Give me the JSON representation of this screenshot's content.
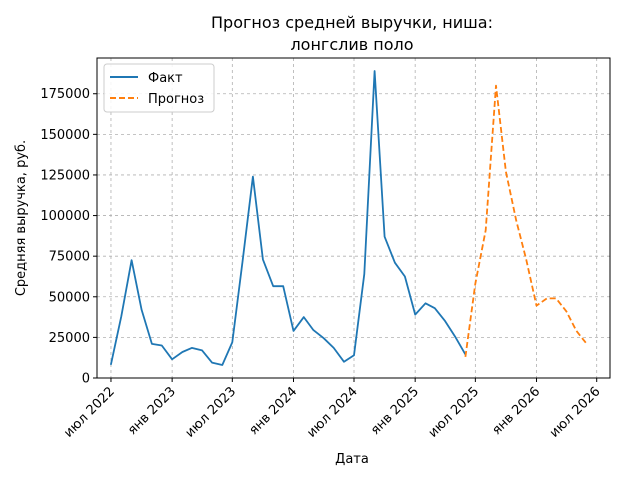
{
  "chart_data": {
    "type": "line",
    "title_lines": [
      "Прогноз средней выручки, ниша:",
      "лонгслив поло"
    ],
    "xlabel": "Дата",
    "ylabel": "Средняя выручка, руб.",
    "ylim": [
      0,
      197000
    ],
    "xlim": [
      "2022-05-20",
      "2026-08-10"
    ],
    "y_ticks": [
      0,
      25000,
      50000,
      75000,
      100000,
      125000,
      150000,
      175000
    ],
    "x_ticks": [
      {
        "date": "2022-07-01",
        "label": "июл 2022"
      },
      {
        "date": "2023-01-01",
        "label": "янв 2023"
      },
      {
        "date": "2023-07-01",
        "label": "июл 2023"
      },
      {
        "date": "2024-01-01",
        "label": "янв 2024"
      },
      {
        "date": "2024-07-01",
        "label": "июл 2024"
      },
      {
        "date": "2025-01-01",
        "label": "янв 2025"
      },
      {
        "date": "2025-07-01",
        "label": "июл 2025"
      },
      {
        "date": "2026-01-01",
        "label": "янв 2026"
      },
      {
        "date": "2026-07-01",
        "label": "июл 2026"
      }
    ],
    "grid": true,
    "legend_position": "top-left",
    "series": [
      {
        "name": "Факт",
        "color": "#1f77b4",
        "style": "solid",
        "points": [
          [
            "2022-07-01",
            8500
          ],
          [
            "2022-08-01",
            38000
          ],
          [
            "2022-09-01",
            72500
          ],
          [
            "2022-10-01",
            42000
          ],
          [
            "2022-11-01",
            21000
          ],
          [
            "2022-12-01",
            20000
          ],
          [
            "2023-01-01",
            11500
          ],
          [
            "2023-02-01",
            16000
          ],
          [
            "2023-03-01",
            18500
          ],
          [
            "2023-04-01",
            17000
          ],
          [
            "2023-05-01",
            9500
          ],
          [
            "2023-06-01",
            8000
          ],
          [
            "2023-07-01",
            22000
          ],
          [
            "2023-08-01",
            72000
          ],
          [
            "2023-09-01",
            124000
          ],
          [
            "2023-10-01",
            73000
          ],
          [
            "2023-11-01",
            56500
          ],
          [
            "2023-12-01",
            56500
          ],
          [
            "2024-01-01",
            29000
          ],
          [
            "2024-02-01",
            37500
          ],
          [
            "2024-03-01",
            29500
          ],
          [
            "2024-04-01",
            24500
          ],
          [
            "2024-05-01",
            18500
          ],
          [
            "2024-06-01",
            10000
          ],
          [
            "2024-07-01",
            14000
          ],
          [
            "2024-08-01",
            64000
          ],
          [
            "2024-09-01",
            189000
          ],
          [
            "2024-10-01",
            87000
          ],
          [
            "2024-11-01",
            71000
          ],
          [
            "2024-12-01",
            62500
          ],
          [
            "2025-01-01",
            39000
          ],
          [
            "2025-02-01",
            46000
          ],
          [
            "2025-03-01",
            43000
          ],
          [
            "2025-04-01",
            35000
          ],
          [
            "2025-05-01",
            25500
          ],
          [
            "2025-06-01",
            14500
          ]
        ]
      },
      {
        "name": "Прогноз",
        "color": "#ff7f0e",
        "style": "dashed",
        "points": [
          [
            "2025-06-01",
            13000
          ],
          [
            "2025-07-01",
            58000
          ],
          [
            "2025-08-01",
            91000
          ],
          [
            "2025-09-01",
            180000
          ],
          [
            "2025-10-01",
            127000
          ],
          [
            "2025-11-01",
            97000
          ],
          [
            "2025-12-01",
            73000
          ],
          [
            "2026-01-01",
            44500
          ],
          [
            "2026-02-01",
            49000
          ],
          [
            "2026-03-01",
            49000
          ],
          [
            "2026-04-01",
            41000
          ],
          [
            "2026-05-01",
            29000
          ],
          [
            "2026-06-01",
            21000
          ]
        ]
      }
    ]
  }
}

────────

→ Aim:
Retype the whole listing exactly and leave the pictures out.

→ Solved problem:
Give me the JSON representation of this screenshot's content.
{
  "chart_data": {
    "type": "line",
    "title_lines": [
      "Прогноз средней выручки, ниша:",
      "лонгслив поло"
    ],
    "xlabel": "Дата",
    "ylabel": "Средняя выручка, руб.",
    "ylim": [
      0,
      197000
    ],
    "xlim": [
      "2022-05-20",
      "2026-08-10"
    ],
    "y_ticks": [
      0,
      25000,
      50000,
      75000,
      100000,
      125000,
      150000,
      175000
    ],
    "x_ticks": [
      {
        "date": "2022-07-01",
        "label": "июл 2022"
      },
      {
        "date": "2023-01-01",
        "label": "янв 2023"
      },
      {
        "date": "2023-07-01",
        "label": "июл 2023"
      },
      {
        "date": "2024-01-01",
        "label": "янв 2024"
      },
      {
        "date": "2024-07-01",
        "label": "июл 2024"
      },
      {
        "date": "2025-01-01",
        "label": "янв 2025"
      },
      {
        "date": "2025-07-01",
        "label": "июл 2025"
      },
      {
        "date": "2026-01-01",
        "label": "янв 2026"
      },
      {
        "date": "2026-07-01",
        "label": "июл 2026"
      }
    ],
    "grid": true,
    "legend_position": "top-left",
    "series": [
      {
        "name": "Факт",
        "color": "#1f77b4",
        "style": "solid",
        "points": [
          [
            "2022-07-01",
            8500
          ],
          [
            "2022-08-01",
            38000
          ],
          [
            "2022-09-01",
            72500
          ],
          [
            "2022-10-01",
            42000
          ],
          [
            "2022-11-01",
            21000
          ],
          [
            "2022-12-01",
            20000
          ],
          [
            "2023-01-01",
            11500
          ],
          [
            "2023-02-01",
            16000
          ],
          [
            "2023-03-01",
            18500
          ],
          [
            "2023-04-01",
            17000
          ],
          [
            "2023-05-01",
            9500
          ],
          [
            "2023-06-01",
            8000
          ],
          [
            "2023-07-01",
            22000
          ],
          [
            "2023-08-01",
            72000
          ],
          [
            "2023-09-01",
            124000
          ],
          [
            "2023-10-01",
            73000
          ],
          [
            "2023-11-01",
            56500
          ],
          [
            "2023-12-01",
            56500
          ],
          [
            "2024-01-01",
            29000
          ],
          [
            "2024-02-01",
            37500
          ],
          [
            "2024-03-01",
            29500
          ],
          [
            "2024-04-01",
            24500
          ],
          [
            "2024-05-01",
            18500
          ],
          [
            "2024-06-01",
            10000
          ],
          [
            "2024-07-01",
            14000
          ],
          [
            "2024-08-01",
            64000
          ],
          [
            "2024-09-01",
            189000
          ],
          [
            "2024-10-01",
            87000
          ],
          [
            "2024-11-01",
            71000
          ],
          [
            "2024-12-01",
            62500
          ],
          [
            "2025-01-01",
            39000
          ],
          [
            "2025-02-01",
            46000
          ],
          [
            "2025-03-01",
            43000
          ],
          [
            "2025-04-01",
            35000
          ],
          [
            "2025-05-01",
            25500
          ],
          [
            "2025-06-01",
            14500
          ]
        ]
      },
      {
        "name": "Прогноз",
        "color": "#ff7f0e",
        "style": "dashed",
        "points": [
          [
            "2025-06-01",
            13000
          ],
          [
            "2025-07-01",
            58000
          ],
          [
            "2025-08-01",
            91000
          ],
          [
            "2025-09-01",
            180000
          ],
          [
            "2025-10-01",
            127000
          ],
          [
            "2025-11-01",
            97000
          ],
          [
            "2025-12-01",
            73000
          ],
          [
            "2026-01-01",
            44500
          ],
          [
            "2026-02-01",
            49000
          ],
          [
            "2026-03-01",
            49000
          ],
          [
            "2026-04-01",
            41000
          ],
          [
            "2026-05-01",
            29000
          ],
          [
            "2026-06-01",
            21000
          ]
        ]
      }
    ]
  }
}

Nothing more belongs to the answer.